▶ **Work instructions**
For this exercise, copy out each line of the material below that includes "wurden".

Data entries
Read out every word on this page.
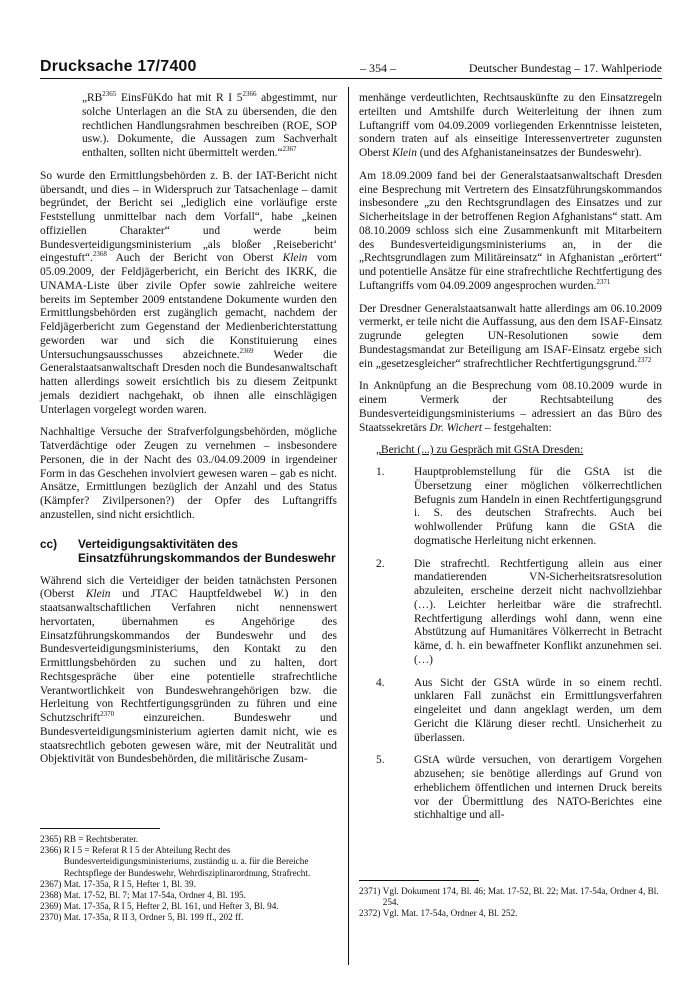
Drucksache 17/7400	– 354 –	Deutscher Bundestag – 17. Wahlperiode

$„RB^{2365}$ EinsFüKdo hat mit R I $5^{2366}$ abgestimmt, nur solche Unterlagen an die StA zu übersenden, die den rechtlichen Handlungsrahmen beschreiben (ROE, SOP usw.). Dokumente, die Aussagen zum Sachverhalt enthalten, sollten nicht übermittelt werden.“$^{2367}$

So wurde den Ermittlungsbehörden z. B. der IAT-Bericht nicht übersandt, und dies – in Widerspruch zur Tatsachenlage – damit begründet, der Bericht sei „lediglich eine vorläufige erste Feststellung unmittelbar nach dem Vorfall“, habe „keinen offiziellen Charakter“ und werde beim Bundesverteidigungsministerium „als bloßer ‚Reisebericht‘ eingestuft“.$^{2368}$ Auch der Bericht von Oberst Klein vom 05.09.2009, der Feldjägerbericht, ein Bericht des IKRK, die UNAMA-Liste über zivile Opfer sowie zahlreiche weitere bereits im September 2009 entstandene Dokumente wurden den Ermittlungsbehörden erst zugänglich gemacht, nachdem der Feldjägerbericht zum Gegenstand der Medienberichterstattung geworden war und sich die Konstituierung eines Untersuchungsausschusses abzeichnete.$^{2369}$ Weder die Generalstaatsanwaltschaft Dresden noch die Bundesanwaltschaft hatten allerdings soweit ersichtlich bis zu diesem Zeitpunkt jemals dezidiert nachgehakt, ob ihnen alle einschlägigen Unterlagen vorgelegt worden waren.

Nachhaltige Versuche der Strafverfolgungsbehörden, mögliche Tatverdächtige oder Zeugen zu vernehmen – insbesondere Personen, die in der Nacht des 03./04.09.2009 in irgendeiner Form in das Geschehen involviert gewesen waren – gab es nicht. Ansätze, Ermittlungen bezüglich der Anzahl und des Status (Kämpfer? Zivilpersonen?) der Opfer des Luftangriffs anzustellen, sind nicht ersichtlich.

cc)	Verteidigungsaktivitäten des Einsatzführungskommandos der Bundeswehr

Während sich die Verteidiger der beiden tatnächsten Personen (Oberst Klein und JTAC Hauptfeldwebel W.) in den staatsanwaltschaftlichen Verfahren nicht nennenswert hervortaten, übernahmen es Angehörige des Einsatzführungskommandos der Bundeswehr und des Bundesverteidigungsministeriums, den Kontakt zu den Ermittlungsbehörden zu suchen und zu halten, dort Rechtsgespräche über eine potentielle strafrechtliche Verantwortlichkeit von Bundeswehrangehörigen bzw. die Herleitung von Rechtfertigungsgründen zu führen und eine Schutzschrift$^{2370}$ einzureichen. Bundeswehr und Bundesverteidigungsministerium agierten damit nicht, wie es staatsrechtlich geboten gewesen wäre, mit der Neutralität und Objektivität von Bundesbehörden, die militärische Zusam-

2365)
RB = Rechtsberater.
2366)
R I 5 = Referat R I 5 der Abteilung Recht des Bundesverteidigungsministeriums, zuständig u. a. für die Bereiche Rechtspflege der Bundeswehr, Wehrdisziplinarordnung, Strafrecht.
2367)
Mat. 17-35a, R I 5, Hefter 1, Bl. 39.
2368)
Mat. 17-52, Bl. 7; Mat 17-54a, Ordner 4, Bl. 195.
2369)
Mat. 17-35a, R I 5, Hefter 2, Bl. 161, und Hefter 3, Bl. 94.
2370)
Mat. 17-35a, R II 3, Ordner 5, Bl. 199 ff., 202 ff.

menhänge verdeutlichten, Rechtsauskünfte zu den Einsatzregeln erteilten und Amtshilfe durch Weiterleitung der ihnen zum Luftangriff vom 04.09.2009 vorliegenden Erkenntnisse leisteten, sondern traten auf als einseitige Interessenvertreter zugunsten Oberst Klein (und des Afghanistaneinsatzes der Bundeswehr).

Am 18.09.2009 fand bei der Generalstaatsanwaltschaft Dresden eine Besprechung mit Vertretern des Einsatzführungskommandos insbesondere „zu den Rechtsgrundlagen des Einsatzes und zur Sicherheitslage in der betroffenen Region Afghanistans“ statt. Am 08.10.2009 schloss sich eine Zusammenkunft mit Mitarbeitern des Bundesverteidigungsministeriums an, in der die „Rechtsgrundlagen zum Militäreinsatz“ in Afghanistan „erörtert“ und potentielle Ansätze für eine strafrechtliche Rechtfertigung des Luftangriffs vom 04.09.2009 angesprochen wurden.$^{2371}$

Der Dresdner Generalstaatsanwalt hatte allerdings am 06.10.2009 vermerkt, er teile nicht die Auffassung, aus den dem ISAF-Einsatz zugrunde gelegten UN-Resolutionen sowie dem Bundestagsmandat zur Beteiligung am ISAF-Einsatz ergebe sich ein „gesetzesgleicher“ strafrechtlicher Rechtfertigungsgrund.$^{2372}$

In Anknüpfung an die Besprechung vom 08.10.2009 wurde in einem Vermerk der Rechtsabteilung des Bundesverteidigungsministeriums – adressiert an das Büro des Staatssekretärs Dr. Wichert – festgehalten:

„Bericht (...) zu Gespräch mit GStA Dresden:

1.	Hauptproblemstellung für die GStA ist die Übersetzung einer möglichen völkerrechtlichen Befugnis zum Handeln in einen Rechtfertigungsgrund i. S. des deutschen Strafrechts. Auch bei wohlwollender Prüfung kann die GStA die dogmatische Herleitung nicht erkennen.
2.	Die strafrechtl. Rechtfertigung allein aus einer mandatierenden VN-Sicherheitsratsresolution abzuleiten, erscheine derzeit nicht nachvollziehbar (…). Leichter herleitbar wäre die strafrechtl. Rechtfertigung allerdings wohl dann, wenn eine Abstützung auf Humanitäres Völkerrecht in Betracht käme, d. h. ein bewaffneter Konflikt anzunehmen sei. (…)
4.	Aus Sicht der GStA würde in so einem rechtl. unklaren Fall zunächst ein Ermittlungsverfahren eingeleitet und dann angeklagt werden, um dem Gericht die Klärung dieser rechtl. Unsicherheit zu überlassen.
5.	GStA würde versuchen, von derartigem Vorgehen abzusehen; sie benötige allerdings auf Grund von erheblichem öffentlichen und internen Druck bereits vor der Übermittlung des NATO-Berichtes eine stichhaltige und all-
2371)
Vgl. Dokument 174, Bl. 46; Mat. 17-52, Bl. 22; Mat. 17-54a, Ordner 4, Bl. 254.
2372)
Vgl. Mat. 17-54a, Ordner 4, Bl. 252.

▶ **Reply**
So wurde den Ermittlungsbehörden z. B. der IAT-Bericht nicht übersandt, und dies – in Widerspruch zur Tatsachenlage – damit begründet, der Bericht sei „lediglich eine vorläufige erste Feststellung unmittelbar nach dem Vorfall“, habe „keinen offiziellen Charakter“ und werde beim Bundesverteidigungsministerium „als bloßer ‚Reisebericht‘ eingestuft“.$^{2368}$ Auch der Bericht von Oberst Klein vom 05.09.2009, der Feldjägerbericht, ein Bericht des IKRK, die UNAMA-Liste über zivile Opfer sowie zahlreiche weitere bereits im September 2009 entstandene Dokumente wurden den Ermittlungsbehörden erst zugänglich gemacht, nachdem der Feldjägerbericht zum Gegenstand der Medienberichterstattung geworden war und sich die Konstituierung eines Untersuchungsausschusses abzeichnete.$^{2369}$ Weder die Generalstaatsanwaltschaft Dresden noch die Bundesanwaltschaft hatten allerdings soweit ersichtlich bis zu diesem Zeitpunkt jemals dezidiert nachgehakt, ob ihnen alle einschlägigen Unterlagen vorgelegt worden waren.
Am 18.09.2009 fand bei der Generalstaatsanwaltschaft Dresden eine Besprechung mit Vertretern des Einsatzführungskommandos insbesondere „zu den Rechtsgrundlagen des Einsatzes und zur Sicherheitslage in der betroffenen Region Afghanistans“ statt. Am 08.10.2009 schloss sich eine Zusammenkunft mit Mitarbeitern des Bundesverteidigungsministeriums an, in der die „Rechtsgrundlagen zum Militäreinsatz“ in Afghanistan „erörtert“ und potentielle Ansätze für eine strafrechtliche Rechtfertigung des Luftangriffs vom 04.09.2009 angesprochen wurden.$^{2371}$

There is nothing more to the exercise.